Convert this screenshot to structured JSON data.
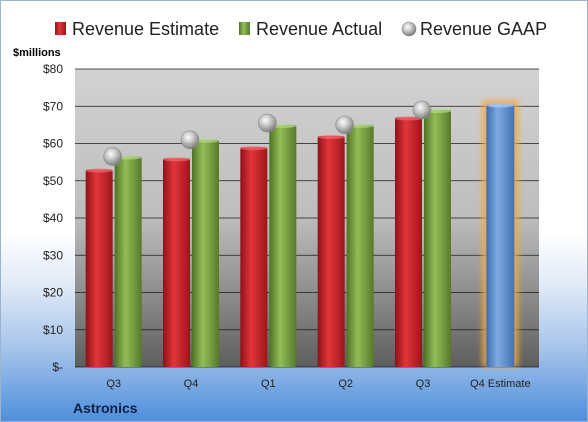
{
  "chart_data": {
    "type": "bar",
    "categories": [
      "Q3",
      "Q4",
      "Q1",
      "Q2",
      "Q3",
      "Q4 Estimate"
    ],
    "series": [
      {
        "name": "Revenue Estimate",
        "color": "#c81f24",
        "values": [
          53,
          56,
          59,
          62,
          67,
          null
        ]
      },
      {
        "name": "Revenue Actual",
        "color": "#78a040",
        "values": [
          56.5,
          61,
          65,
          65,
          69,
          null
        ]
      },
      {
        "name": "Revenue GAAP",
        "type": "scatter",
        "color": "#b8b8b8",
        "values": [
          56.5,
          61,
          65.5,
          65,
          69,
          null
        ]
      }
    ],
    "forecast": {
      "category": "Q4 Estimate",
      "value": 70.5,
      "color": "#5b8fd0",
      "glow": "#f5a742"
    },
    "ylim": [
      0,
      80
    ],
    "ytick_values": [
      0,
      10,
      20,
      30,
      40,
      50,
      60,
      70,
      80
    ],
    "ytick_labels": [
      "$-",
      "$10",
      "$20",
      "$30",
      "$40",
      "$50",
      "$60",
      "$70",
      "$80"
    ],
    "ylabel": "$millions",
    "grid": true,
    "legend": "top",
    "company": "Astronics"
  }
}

■ ■ ■ ■ ■

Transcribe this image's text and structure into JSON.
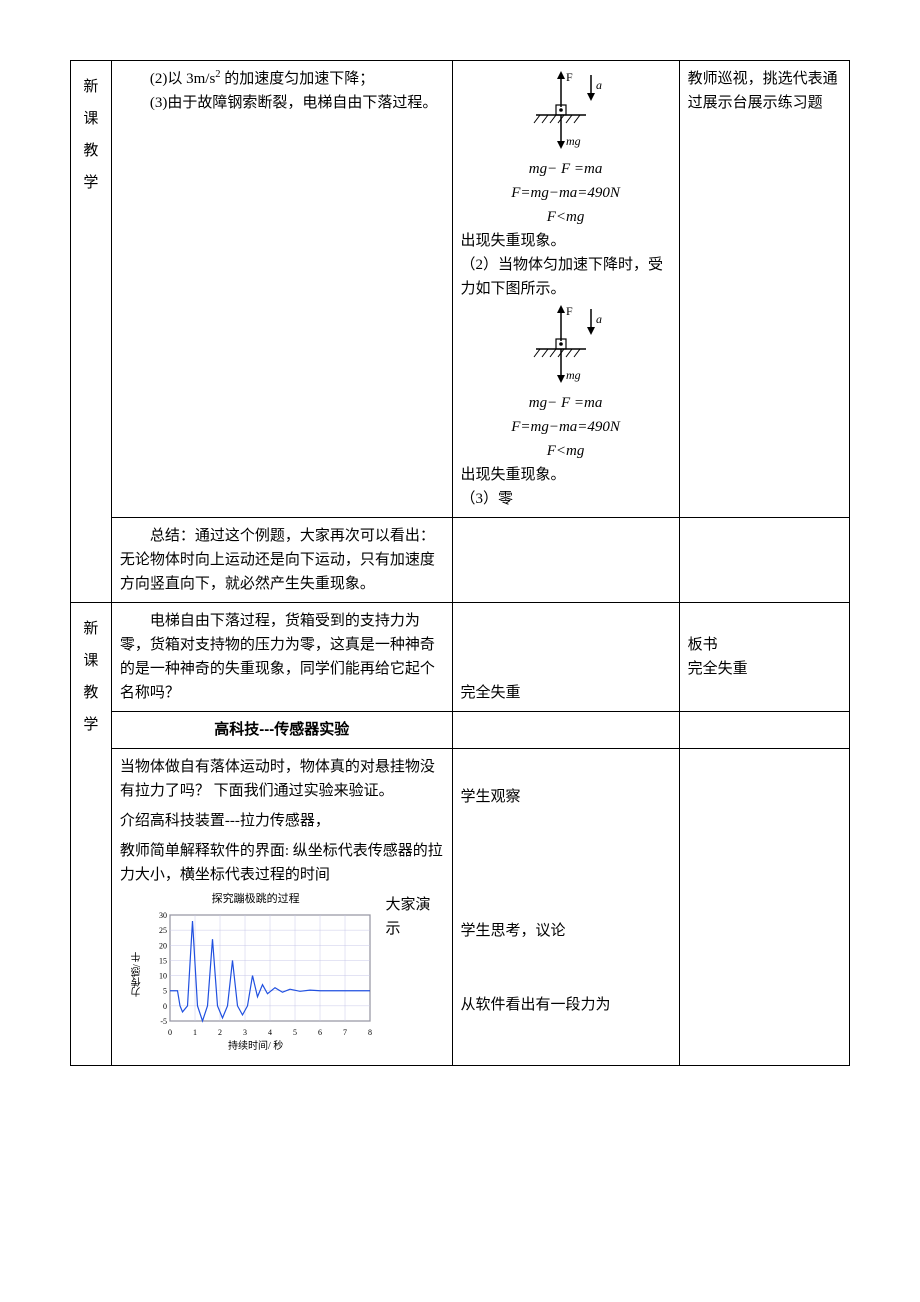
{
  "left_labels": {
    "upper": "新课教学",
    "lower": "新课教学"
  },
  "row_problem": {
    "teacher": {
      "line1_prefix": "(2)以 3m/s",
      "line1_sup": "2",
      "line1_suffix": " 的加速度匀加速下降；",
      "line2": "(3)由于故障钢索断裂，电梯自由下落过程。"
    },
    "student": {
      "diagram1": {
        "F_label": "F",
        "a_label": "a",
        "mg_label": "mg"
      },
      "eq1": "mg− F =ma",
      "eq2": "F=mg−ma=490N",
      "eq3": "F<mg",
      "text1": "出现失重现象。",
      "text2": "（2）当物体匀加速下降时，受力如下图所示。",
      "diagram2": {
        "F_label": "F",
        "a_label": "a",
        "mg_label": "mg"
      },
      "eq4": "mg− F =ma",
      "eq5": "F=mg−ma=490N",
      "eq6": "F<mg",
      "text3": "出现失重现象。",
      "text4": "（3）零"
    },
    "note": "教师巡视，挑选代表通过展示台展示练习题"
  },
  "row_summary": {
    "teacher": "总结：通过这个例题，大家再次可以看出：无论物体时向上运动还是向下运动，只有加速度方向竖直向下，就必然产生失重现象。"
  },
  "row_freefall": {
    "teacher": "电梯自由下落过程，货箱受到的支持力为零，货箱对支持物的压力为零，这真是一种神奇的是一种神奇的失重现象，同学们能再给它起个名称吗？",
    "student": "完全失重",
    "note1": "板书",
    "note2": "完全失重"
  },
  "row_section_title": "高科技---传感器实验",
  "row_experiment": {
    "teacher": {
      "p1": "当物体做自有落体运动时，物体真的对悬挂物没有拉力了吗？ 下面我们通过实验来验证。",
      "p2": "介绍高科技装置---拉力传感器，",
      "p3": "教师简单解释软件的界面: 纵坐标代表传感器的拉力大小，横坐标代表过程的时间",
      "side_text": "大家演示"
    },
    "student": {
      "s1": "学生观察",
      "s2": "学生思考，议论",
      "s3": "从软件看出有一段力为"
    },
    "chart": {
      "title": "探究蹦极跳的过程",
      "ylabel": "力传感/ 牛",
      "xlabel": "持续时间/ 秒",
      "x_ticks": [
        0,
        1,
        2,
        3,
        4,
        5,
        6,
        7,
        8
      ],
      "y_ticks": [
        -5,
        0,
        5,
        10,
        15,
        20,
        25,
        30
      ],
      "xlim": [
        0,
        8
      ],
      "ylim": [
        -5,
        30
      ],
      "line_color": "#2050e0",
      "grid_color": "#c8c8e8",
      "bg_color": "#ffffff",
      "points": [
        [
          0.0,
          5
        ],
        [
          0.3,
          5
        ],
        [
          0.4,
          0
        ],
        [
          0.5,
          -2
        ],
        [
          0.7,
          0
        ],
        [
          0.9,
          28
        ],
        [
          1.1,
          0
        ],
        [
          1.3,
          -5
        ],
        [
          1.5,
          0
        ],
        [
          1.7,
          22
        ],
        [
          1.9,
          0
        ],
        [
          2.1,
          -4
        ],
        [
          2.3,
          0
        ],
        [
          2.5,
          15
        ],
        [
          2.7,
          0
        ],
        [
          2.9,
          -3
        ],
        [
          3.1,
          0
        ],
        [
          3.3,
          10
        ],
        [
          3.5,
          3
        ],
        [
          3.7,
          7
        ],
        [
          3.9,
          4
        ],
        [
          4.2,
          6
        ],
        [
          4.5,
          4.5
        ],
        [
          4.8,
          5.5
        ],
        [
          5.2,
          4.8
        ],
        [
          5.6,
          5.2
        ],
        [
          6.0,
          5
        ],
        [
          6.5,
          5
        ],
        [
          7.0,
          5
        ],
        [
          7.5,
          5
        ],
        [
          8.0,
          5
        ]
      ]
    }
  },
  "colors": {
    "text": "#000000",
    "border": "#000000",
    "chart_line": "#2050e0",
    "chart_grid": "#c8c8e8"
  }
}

■ ■ ■ ■ ■

» WHAT YOU SHOULD DO
Pull every line holding "Revenue" out of the records.

» SOLUTION TO THIS EXERCISE
        "name": "Revenue Estimate",
        "name": "Revenue Actual",
        "name": "Revenue GAAP",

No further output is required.